Problem description → Write the next part of the forum thread on model railroad command stations, starting after its last sentence.

Selected excerpt →
┄┄┄┄┄┄┄┄┄┄┄┄┄┄┄┄┄┄┄┄

I also have the option of using a smartphone or a tablet if I want the "touch screen" experience as Roco has a throttle application for that purpose.

I've never owned one of the MRC units but I like the look of the handheld throttle.

One of the most advanced and cost effective command stations comes from a small company called Digikeijs.

http://www.digikeijs.com/

This nifty unit supports a variety of control buses and as such can use throttles from other manufactures. I have tested it with Digitrax and Roco throttles but there are others.

The versatility of this command station comes with a bit of a learning curve.

Frederick


----------



## DonR (Oct 18, 2012)

bewhole said:


> Thanks for all the great information from everyone.:thumbsup: Now I have to pick a Brand name to use and I will not ask here(Don't want to open that can of worms here) :laugh: I guess I was looking in the wrong places before I tried here.

┄┄┄┄┄┄┄┄┄┄┄┄┄┄┄┄┄┄┄┄

Data lines →
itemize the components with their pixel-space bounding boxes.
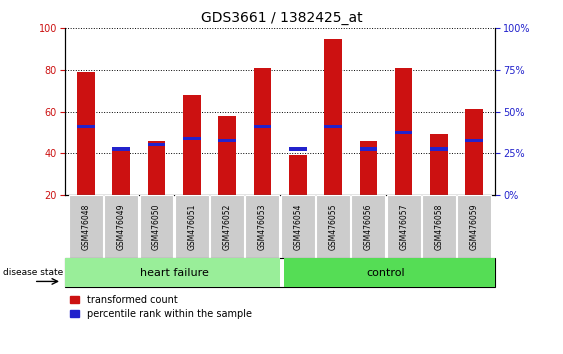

┄┄┄┄┄┄┄┄┄┄┄┄┄┄┄┄┄┄┄┄

Written response →
> Just one more question to make certain that I do not "Burn" out anything dcc will run on dc but dc will not run on dcc?? Or is it the other way around.
> 
> Thanks again everyone.:smilie_daumenpos:


Well, it's wading in muddy waters to respond to the question of
what will run on the OTHER track.

There are DCC systems that claim they can run DC locos.
They can, but you risk burning out the motor if the
loco sits idle for much time. DCC track is a form of AC.

There are DCC decoders that enable their locos to
run on DC tracks, but not all do.

It's not a very exact response to your question because
you have two very different technologies and they
just are not well matched.

While some of our experienced modelers successfully
run locos on the OTHER power, many of us feel it
is best to run DC locos on DC tracks and
DCC locos on DCC tracks.

Don


----------



## fcwilt (Sep 27, 2013)

Don has replied to the question of DC locos on DCC and DCC locos on DC.

I would add myself to the list of those folks who say "just don't do it".

Frederick


----------



## rrgrassi (May 3, 2012)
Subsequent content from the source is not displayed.